### Data lines
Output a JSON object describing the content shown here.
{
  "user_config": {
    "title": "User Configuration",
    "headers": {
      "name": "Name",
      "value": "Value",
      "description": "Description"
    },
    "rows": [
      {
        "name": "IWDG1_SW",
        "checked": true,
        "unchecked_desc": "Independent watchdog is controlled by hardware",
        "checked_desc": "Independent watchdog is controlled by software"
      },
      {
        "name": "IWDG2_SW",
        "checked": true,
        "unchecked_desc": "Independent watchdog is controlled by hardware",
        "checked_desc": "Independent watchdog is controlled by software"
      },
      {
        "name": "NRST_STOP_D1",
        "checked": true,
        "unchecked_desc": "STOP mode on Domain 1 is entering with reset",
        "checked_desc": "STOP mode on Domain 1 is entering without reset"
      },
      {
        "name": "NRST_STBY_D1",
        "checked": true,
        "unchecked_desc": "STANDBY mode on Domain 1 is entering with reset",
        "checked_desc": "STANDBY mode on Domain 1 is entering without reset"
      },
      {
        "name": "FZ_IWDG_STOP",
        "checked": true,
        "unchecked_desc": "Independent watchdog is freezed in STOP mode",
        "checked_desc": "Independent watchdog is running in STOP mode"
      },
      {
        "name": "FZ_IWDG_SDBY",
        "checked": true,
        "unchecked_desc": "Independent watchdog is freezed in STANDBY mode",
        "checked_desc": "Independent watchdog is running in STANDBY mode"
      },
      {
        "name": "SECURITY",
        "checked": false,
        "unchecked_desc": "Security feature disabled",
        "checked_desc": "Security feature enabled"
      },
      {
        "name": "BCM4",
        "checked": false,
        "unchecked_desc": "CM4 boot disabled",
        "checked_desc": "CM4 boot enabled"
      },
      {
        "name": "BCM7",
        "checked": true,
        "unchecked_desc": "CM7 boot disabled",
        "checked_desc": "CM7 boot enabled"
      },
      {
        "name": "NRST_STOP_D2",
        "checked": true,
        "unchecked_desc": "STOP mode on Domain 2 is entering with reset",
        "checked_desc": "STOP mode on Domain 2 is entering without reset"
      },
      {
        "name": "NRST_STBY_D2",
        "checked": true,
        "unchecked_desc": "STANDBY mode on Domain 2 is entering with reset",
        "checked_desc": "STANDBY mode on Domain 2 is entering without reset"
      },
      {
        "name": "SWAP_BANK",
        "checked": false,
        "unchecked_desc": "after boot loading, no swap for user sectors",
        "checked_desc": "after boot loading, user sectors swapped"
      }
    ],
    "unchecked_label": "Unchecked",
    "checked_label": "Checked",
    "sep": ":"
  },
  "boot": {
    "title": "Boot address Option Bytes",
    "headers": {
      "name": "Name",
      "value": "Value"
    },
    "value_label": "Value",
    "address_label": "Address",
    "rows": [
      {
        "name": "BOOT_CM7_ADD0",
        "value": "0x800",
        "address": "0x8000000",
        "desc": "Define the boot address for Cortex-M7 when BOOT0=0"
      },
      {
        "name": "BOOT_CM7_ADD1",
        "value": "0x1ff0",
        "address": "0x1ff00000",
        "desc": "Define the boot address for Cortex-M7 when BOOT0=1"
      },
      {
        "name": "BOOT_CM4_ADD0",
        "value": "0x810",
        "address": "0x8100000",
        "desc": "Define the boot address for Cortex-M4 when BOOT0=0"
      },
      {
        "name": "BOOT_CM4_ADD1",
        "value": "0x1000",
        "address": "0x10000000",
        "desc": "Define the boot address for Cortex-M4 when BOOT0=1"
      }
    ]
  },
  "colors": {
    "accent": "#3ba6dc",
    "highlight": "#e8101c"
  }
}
######
→ Stated problem
Copy out all of the records above with nothing altered.

→ Full solution
Output a JSON object describing the content shown here.
{
  "user_config": {
    "title": "User Configuration",
    "headers": {
      "name": "Name",
      "value": "Value",
      "description": "Description"
    },
    "rows": [
      {
        "name": "IWDG1_SW",
        "checked": true,
        "unchecked_desc": "Independent watchdog is controlled by hardware",
        "checked_desc": "Independent watchdog is controlled by software"
      },
      {
        "name": "IWDG2_SW",
        "checked": true,
        "unchecked_desc": "Independent watchdog is controlled by hardware",
        "checked_desc": "Independent watchdog is controlled by software"
      },
      {
        "name": "NRST_STOP_D1",
        "checked": true,
        "unchecked_desc": "STOP mode on Domain 1 is entering with reset",
        "checked_desc": "STOP mode on Domain 1 is entering without reset"
      },
      {
        "name": "NRST_STBY_D1",
        "checked": true,
        "unchecked_desc": "STANDBY mode on Domain 1 is entering with reset",
        "checked_desc": "STANDBY mode on Domain 1 is entering without reset"
      },
      {
        "name": "FZ_IWDG_STOP",
        "checked": true,
        "unchecked_desc": "Independent watchdog is freezed in STOP mode",
        "checked_desc": "Independent watchdog is running in STOP mode"
      },
      {
        "name": "FZ_IWDG_SDBY",
        "checked": true,
        "unchecked_desc": "Independent watchdog is freezed in STANDBY mode",
        "checked_desc": "Independent watchdog is running in STANDBY mode"
      },
      {
        "name": "SECURITY",
        "checked": false,
        "unchecked_desc": "Security feature disabled",
        "checked_desc": "Security feature enabled"
      },
      {
        "name": "BCM4",
        "checked": false,
        "unchecked_desc": "CM4 boot disabled",
        "checked_desc": "CM4 boot enabled"
      },
      {
        "name": "BCM7",
        "checked": true,
        "unchecked_desc": "CM7 boot disabled",
        "checked_desc": "CM7 boot enabled"
      },
      {
        "name": "NRST_STOP_D2",
        "checked": true,
        "unchecked_desc": "STOP mode on Domain 2 is entering with reset",
        "checked_desc": "STOP mode on Domain 2 is entering without reset"
      },
      {
        "name": "NRST_STBY_D2",
        "checked": true,
        "unchecked_desc": "STANDBY mode on Domain 2 is entering with reset",
        "checked_desc": "STANDBY mode on Domain 2 is entering without reset"
      },
      {
        "name": "SWAP_BANK",
        "checked": false,
        "unchecked_desc": "after boot loading, no swap for user sectors",
        "checked_desc": "after boot loading, user sectors swapped"
      }
    ],
    "unchecked_label": "Unchecked",
    "checked_label": "Checked",
    "sep": ":"
  },
  "boot": {
    "title": "Boot address Option Bytes",
    "headers": {
      "name": "Name",
      "value": "Value"
    },
    "value_label": "Value",
    "address_label": "Address",
    "rows": [
      {
        "name": "BOOT_CM7_ADD0",
        "value": "0x800",
        "address": "0x8000000",
        "desc": "Define the boot address for Cortex-M7 when BOOT0=0"
      },
      {
        "name": "BOOT_CM7_ADD1",
        "value": "0x1ff0",
        "address": "0x1ff00000",
        "desc": "Define the boot address for Cortex-M7 when BOOT0=1"
      },
      {
        "name": "BOOT_CM4_ADD0",
        "value": "0x810",
        "address": "0x8100000",
        "desc": "Define the boot address for Cortex-M4 when BOOT0=0"
      },
      {
        "name": "BOOT_CM4_ADD1",
        "value": "0x1000",
        "address": "0x10000000",
        "desc": "Define the boot address for Cortex-M4 when BOOT0=1"
      }
    ]
  },
  "colors": {
    "accent": "#3ba6dc",
    "highlight": "#e8101c"
  }
}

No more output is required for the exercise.